_Data shown_.
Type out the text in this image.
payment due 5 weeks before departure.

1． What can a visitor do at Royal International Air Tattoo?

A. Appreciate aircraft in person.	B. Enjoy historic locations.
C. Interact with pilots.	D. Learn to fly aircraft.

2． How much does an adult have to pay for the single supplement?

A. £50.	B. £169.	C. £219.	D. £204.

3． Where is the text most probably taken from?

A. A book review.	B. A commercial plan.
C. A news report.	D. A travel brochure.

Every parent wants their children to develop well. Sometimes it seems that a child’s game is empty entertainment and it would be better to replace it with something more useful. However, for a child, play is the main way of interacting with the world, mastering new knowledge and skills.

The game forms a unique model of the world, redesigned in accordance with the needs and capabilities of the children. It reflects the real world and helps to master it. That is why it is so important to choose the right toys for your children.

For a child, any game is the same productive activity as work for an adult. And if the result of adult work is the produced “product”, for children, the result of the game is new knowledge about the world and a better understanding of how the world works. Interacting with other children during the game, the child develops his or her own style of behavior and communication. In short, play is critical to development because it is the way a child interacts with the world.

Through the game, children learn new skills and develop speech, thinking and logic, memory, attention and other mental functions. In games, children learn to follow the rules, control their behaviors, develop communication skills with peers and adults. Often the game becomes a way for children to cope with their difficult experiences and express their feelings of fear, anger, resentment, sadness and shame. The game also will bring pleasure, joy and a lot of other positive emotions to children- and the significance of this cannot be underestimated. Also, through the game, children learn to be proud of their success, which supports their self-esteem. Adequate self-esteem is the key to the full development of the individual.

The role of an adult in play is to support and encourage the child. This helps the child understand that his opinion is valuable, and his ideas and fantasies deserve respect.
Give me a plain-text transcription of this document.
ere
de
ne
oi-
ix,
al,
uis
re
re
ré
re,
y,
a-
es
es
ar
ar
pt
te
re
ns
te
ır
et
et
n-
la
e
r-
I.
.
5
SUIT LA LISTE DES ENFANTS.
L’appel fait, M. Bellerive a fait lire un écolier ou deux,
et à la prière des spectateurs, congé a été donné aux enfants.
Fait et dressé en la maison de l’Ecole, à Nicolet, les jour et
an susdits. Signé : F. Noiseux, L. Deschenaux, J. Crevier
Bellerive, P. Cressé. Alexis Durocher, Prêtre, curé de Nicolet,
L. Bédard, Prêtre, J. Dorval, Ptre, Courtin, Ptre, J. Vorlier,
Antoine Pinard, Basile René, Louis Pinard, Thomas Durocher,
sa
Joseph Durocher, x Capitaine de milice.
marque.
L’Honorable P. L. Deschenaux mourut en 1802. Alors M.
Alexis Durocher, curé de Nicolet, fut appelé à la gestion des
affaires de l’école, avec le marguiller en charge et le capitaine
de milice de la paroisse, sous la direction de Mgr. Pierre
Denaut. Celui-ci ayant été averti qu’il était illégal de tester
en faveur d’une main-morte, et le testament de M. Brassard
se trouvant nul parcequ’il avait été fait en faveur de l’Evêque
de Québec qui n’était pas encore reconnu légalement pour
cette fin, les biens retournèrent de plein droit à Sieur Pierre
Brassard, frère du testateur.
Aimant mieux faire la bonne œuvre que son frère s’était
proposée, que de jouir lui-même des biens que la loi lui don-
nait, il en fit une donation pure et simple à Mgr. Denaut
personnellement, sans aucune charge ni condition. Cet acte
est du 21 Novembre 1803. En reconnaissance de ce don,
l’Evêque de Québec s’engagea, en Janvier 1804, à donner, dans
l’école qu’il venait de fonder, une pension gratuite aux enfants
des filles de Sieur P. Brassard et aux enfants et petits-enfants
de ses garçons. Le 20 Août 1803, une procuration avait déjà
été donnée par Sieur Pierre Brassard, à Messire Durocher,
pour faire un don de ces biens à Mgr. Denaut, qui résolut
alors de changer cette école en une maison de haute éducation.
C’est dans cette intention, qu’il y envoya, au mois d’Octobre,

_Work required_. Extract each line from the listing above, please, and repeat it exactly.

_Output of the task_.
Type out the text in this image.
payment due 5 weeks before departure.

1． What can a visitor do at Royal International Air Tattoo?

A. Appreciate aircraft in person.	B. Enjoy historic locations.
C. Interact with pilots.	D. Learn to fly aircraft.

2． How much does an adult have to pay for the single supplement?

A. £50.	B. £169.	C. £219.	D. £204.

3． Where is the text most probably taken from?

A. A book review.	B. A commercial plan.
C. A news report.	D. A travel brochure.

Every parent wants their children to develop well. Sometimes it seems that a child’s game is empty entertainment and it would be better to replace it with something more useful. However, for a child, play is the main way of interacting with the world, mastering new knowledge and skills.

The game forms a unique model of the world, redesigned in accordance with the needs and capabilities of the children. It reflects the real world and helps to master it. That is why it is so important to choose the right toys for your children.

For a child, any game is the same productive activity as work for an adult. And if the result of adult work is the produced “product”, for children, the result of the game is new knowledge about the world and a better understanding of how the world works. Interacting with other children during the game, the child develops his or her own style of behavior and communication. In short, play is critical to development because it is the way a child interacts with the world.

Through the game, children learn new skills and develop speech, thinking and logic, memory, attention and other mental functions. In games, children learn to follow the rules, control their behaviors, develop communication skills with peers and adults. Often the game becomes a way for children to cope with their difficult experiences and express their feelings of fear, anger, resentment, sadness and shame. The game also will bring pleasure, joy and a lot of other positive emotions to children- and the significance of this cannot be underestimated. Also, through the game, children learn to be proud of their success, which supports their self-esteem. Adequate self-esteem is the key to the full development of the individual.

The role of an adult in play is to support and encourage the child. This helps the child understand that his opinion is valuable, and his ideas and fantasies deserve respect.
Give me a plain-text transcription of this document.
ere
de
ne
oi-
ix,
al,
uis
re
re
ré
re,
y,
a-
es
es
ar
ar
pt
te
re
ns
te
ır
et
et
n-
la
e
r-
I.
.
5
SUIT LA LISTE DES ENFANTS.
L’appel fait, M. Bellerive a fait lire un écolier ou deux,
et à la prière des spectateurs, congé a été donné aux enfants.
Fait et dressé en la maison de l’Ecole, à Nicolet, les jour et
an susdits. Signé : F. Noiseux, L. Deschenaux, J. Crevier
Bellerive, P. Cressé. Alexis Durocher, Prêtre, curé de Nicolet,
L. Bédard, Prêtre, J. Dorval, Ptre, Courtin, Ptre, J. Vorlier,
Antoine Pinard, Basile René, Louis Pinard, Thomas Durocher,
sa
Joseph Durocher, x Capitaine de milice.
marque.
L’Honorable P. L. Deschenaux mourut en 1802. Alors M.
Alexis Durocher, curé de Nicolet, fut appelé à la gestion des
affaires de l’école, avec le marguiller en charge et le capitaine
de milice de la paroisse, sous la direction de Mgr. Pierre
Denaut. Celui-ci ayant été averti qu’il était illégal de tester
en faveur d’une main-morte, et le testament de M. Brassard
se trouvant nul parcequ’il avait été fait en faveur de l’Evêque
de Québec qui n’était pas encore reconnu légalement pour
cette fin, les biens retournèrent de plein droit à Sieur Pierre
Brassard, frère du testateur.
Aimant mieux faire la bonne œuvre que son frère s’était
proposée, que de jouir lui-même des biens que la loi lui don-
nait, il en fit une donation pure et simple à Mgr. Denaut
personnellement, sans aucune charge ni condition. Cet acte
est du 21 Novembre 1803. En reconnaissance de ce don,
l’Evêque de Québec s’engagea, en Janvier 1804, à donner, dans
l’école qu’il venait de fonder, une pension gratuite aux enfants
des filles de Sieur P. Brassard et aux enfants et petits-enfants
de ses garçons. Le 20 Août 1803, une procuration avait déjà
été donnée par Sieur Pierre Brassard, à Messire Durocher,
pour faire un don de ces biens à Mgr. Denaut, qui résolut
alors de changer cette école en une maison de haute éducation.
C’est dans cette intention, qu’il y envoya, au mois d’Octobre,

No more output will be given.